TASK PROMPT = Write out all of the entries exactly as given.

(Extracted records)
*****

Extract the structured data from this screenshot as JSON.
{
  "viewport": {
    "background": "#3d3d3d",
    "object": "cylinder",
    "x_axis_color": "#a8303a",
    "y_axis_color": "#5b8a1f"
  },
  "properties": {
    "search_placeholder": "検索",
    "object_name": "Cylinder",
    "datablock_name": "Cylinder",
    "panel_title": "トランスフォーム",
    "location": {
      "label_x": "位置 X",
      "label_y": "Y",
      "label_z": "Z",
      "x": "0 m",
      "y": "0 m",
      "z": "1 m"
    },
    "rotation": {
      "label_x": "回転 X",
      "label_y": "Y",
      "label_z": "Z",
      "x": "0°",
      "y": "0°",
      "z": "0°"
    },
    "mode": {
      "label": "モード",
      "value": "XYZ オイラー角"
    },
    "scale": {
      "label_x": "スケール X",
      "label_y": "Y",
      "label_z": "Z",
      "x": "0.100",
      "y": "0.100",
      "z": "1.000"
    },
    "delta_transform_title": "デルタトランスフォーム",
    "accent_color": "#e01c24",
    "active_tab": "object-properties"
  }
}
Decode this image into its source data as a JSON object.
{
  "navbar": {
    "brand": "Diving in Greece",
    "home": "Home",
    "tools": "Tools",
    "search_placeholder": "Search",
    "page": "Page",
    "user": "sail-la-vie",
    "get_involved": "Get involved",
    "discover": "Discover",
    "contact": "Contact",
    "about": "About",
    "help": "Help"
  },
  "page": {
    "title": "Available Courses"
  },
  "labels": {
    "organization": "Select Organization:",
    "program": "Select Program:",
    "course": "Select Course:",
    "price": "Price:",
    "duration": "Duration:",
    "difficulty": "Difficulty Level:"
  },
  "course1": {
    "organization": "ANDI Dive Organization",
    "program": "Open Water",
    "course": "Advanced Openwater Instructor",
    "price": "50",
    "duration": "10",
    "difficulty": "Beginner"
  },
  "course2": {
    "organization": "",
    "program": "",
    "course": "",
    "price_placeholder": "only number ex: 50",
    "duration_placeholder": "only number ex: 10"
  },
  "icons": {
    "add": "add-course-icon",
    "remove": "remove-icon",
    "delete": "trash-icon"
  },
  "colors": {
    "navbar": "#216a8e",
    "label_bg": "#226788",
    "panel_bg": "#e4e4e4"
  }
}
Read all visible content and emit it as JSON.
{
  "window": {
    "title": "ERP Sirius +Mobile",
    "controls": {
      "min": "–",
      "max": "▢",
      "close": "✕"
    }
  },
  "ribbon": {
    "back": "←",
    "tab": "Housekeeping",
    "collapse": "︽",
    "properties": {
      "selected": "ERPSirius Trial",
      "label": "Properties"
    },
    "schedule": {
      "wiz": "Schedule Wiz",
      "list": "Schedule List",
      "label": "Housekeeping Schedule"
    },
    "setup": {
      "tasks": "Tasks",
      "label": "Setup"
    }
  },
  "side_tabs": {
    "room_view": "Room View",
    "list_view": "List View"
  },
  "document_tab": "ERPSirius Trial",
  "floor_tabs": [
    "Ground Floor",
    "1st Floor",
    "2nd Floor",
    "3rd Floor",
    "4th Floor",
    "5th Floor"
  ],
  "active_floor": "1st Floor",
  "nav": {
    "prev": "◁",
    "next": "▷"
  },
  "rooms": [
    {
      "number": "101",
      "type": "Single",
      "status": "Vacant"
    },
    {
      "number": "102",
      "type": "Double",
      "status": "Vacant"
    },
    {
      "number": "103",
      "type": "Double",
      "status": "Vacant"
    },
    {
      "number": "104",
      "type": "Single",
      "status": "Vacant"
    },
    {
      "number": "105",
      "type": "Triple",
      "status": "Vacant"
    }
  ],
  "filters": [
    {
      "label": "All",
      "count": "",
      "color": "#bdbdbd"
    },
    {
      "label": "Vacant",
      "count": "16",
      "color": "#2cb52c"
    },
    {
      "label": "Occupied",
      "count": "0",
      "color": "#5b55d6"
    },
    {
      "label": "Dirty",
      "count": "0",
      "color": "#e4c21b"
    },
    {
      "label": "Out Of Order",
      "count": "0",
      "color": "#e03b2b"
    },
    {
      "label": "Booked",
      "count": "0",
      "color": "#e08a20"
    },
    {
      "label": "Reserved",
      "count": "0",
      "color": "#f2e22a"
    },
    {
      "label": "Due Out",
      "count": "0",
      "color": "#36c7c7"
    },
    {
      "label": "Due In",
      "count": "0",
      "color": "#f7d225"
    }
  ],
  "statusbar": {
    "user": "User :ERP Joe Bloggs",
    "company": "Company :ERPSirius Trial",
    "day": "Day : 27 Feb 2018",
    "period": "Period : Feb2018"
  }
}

*****

TASK SOLUTION =
Extract the structured data from this screenshot as JSON.
{
  "viewport": {
    "background": "#3d3d3d",
    "object": "cylinder",
    "x_axis_color": "#a8303a",
    "y_axis_color": "#5b8a1f"
  },
  "properties": {
    "search_placeholder": "検索",
    "object_name": "Cylinder",
    "datablock_name": "Cylinder",
    "panel_title": "トランスフォーム",
    "location": {
      "label_x": "位置 X",
      "label_y": "Y",
      "label_z": "Z",
      "x": "0 m",
      "y": "0 m",
      "z": "1 m"
    },
    "rotation": {
      "label_x": "回転 X",
      "label_y": "Y",
      "label_z": "Z",
      "x": "0°",
      "y": "0°",
      "z": "0°"
    },
    "mode": {
      "label": "モード",
      "value": "XYZ オイラー角"
    },
    "scale": {
      "label_x": "スケール X",
      "label_y": "Y",
      "label_z": "Z",
      "x": "0.100",
      "y": "0.100",
      "z": "1.000"
    },
    "delta_transform_title": "デルタトランスフォーム",
    "accent_color": "#e01c24",
    "active_tab": "object-properties"
  }
}
Decode this image into its source data as a JSON object.
{
  "navbar": {
    "brand": "Diving in Greece",
    "home": "Home",
    "tools": "Tools",
    "search_placeholder": "Search",
    "page": "Page",
    "user": "sail-la-vie",
    "get_involved": "Get involved",
    "discover": "Discover",
    "contact": "Contact",
    "about": "About",
    "help": "Help"
  },
  "page": {
    "title": "Available Courses"
  },
  "labels": {
    "organization": "Select Organization:",
    "program": "Select Program:",
    "course": "Select Course:",
    "price": "Price:",
    "duration": "Duration:",
    "difficulty": "Difficulty Level:"
  },
  "course1": {
    "organization": "ANDI Dive Organization",
    "program": "Open Water",
    "course": "Advanced Openwater Instructor",
    "price": "50",
    "duration": "10",
    "difficulty": "Beginner"
  },
  "course2": {
    "organization": "",
    "program": "",
    "course": "",
    "price_placeholder": "only number ex: 50",
    "duration_placeholder": "only number ex: 10"
  },
  "icons": {
    "add": "add-course-icon",
    "remove": "remove-icon",
    "delete": "trash-icon"
  },
  "colors": {
    "navbar": "#216a8e",
    "label_bg": "#226788",
    "panel_bg": "#e4e4e4"
  }
}
Read all visible content and emit it as JSON.
{
  "window": {
    "title": "ERP Sirius +Mobile",
    "controls": {
      "min": "–",
      "max": "▢",
      "close": "✕"
    }
  },
  "ribbon": {
    "back": "←",
    "tab": "Housekeeping",
    "collapse": "︽",
    "properties": {
      "selected": "ERPSirius Trial",
      "label": "Properties"
    },
    "schedule": {
      "wiz": "Schedule Wiz",
      "list": "Schedule List",
      "label": "Housekeeping Schedule"
    },
    "setup": {
      "tasks": "Tasks",
      "label": "Setup"
    }
  },
  "side_tabs": {
    "room_view": "Room View",
    "list_view": "List View"
  },
  "document_tab": "ERPSirius Trial",
  "floor_tabs": [
    "Ground Floor",
    "1st Floor",
    "2nd Floor",
    "3rd Floor",
    "4th Floor",
    "5th Floor"
  ],
  "active_floor": "1st Floor",
  "nav": {
    "prev": "◁",
    "next": "▷"
  },
  "rooms": [
    {
      "number": "101",
      "type": "Single",
      "status": "Vacant"
    },
    {
      "number": "102",
      "type": "Double",
      "status": "Vacant"
    },
    {
      "number": "103",
      "type": "Double",
      "status": "Vacant"
    },
    {
      "number": "104",
      "type": "Single",
      "status": "Vacant"
    },
    {
      "number": "105",
      "type": "Triple",
      "status": "Vacant"
    }
  ],
  "filters": [
    {
      "label": "All",
      "count": "",
      "color": "#bdbdbd"
    },
    {
      "label": "Vacant",
      "count": "16",
      "color": "#2cb52c"
    },
    {
      "label": "Occupied",
      "count": "0",
      "color": "#5b55d6"
    },
    {
      "label": "Dirty",
      "count": "0",
      "color": "#e4c21b"
    },
    {
      "label": "Out Of Order",
      "count": "0",
      "color": "#e03b2b"
    },
    {
      "label": "Booked",
      "count": "0",
      "color": "#e08a20"
    },
    {
      "label": "Reserved",
      "count": "0",
      "color": "#f2e22a"
    },
    {
      "label": "Due Out",
      "count": "0",
      "color": "#36c7c7"
    },
    {
      "label": "Due In",
      "count": "0",
      "color": "#f7d225"
    }
  ],
  "statusbar": {
    "user": "User :ERP Joe Bloggs",
    "company": "Company :ERPSirius Trial",
    "day": "Day : 27 Feb 2018",
    "period": "Period : Feb2018"
  }
}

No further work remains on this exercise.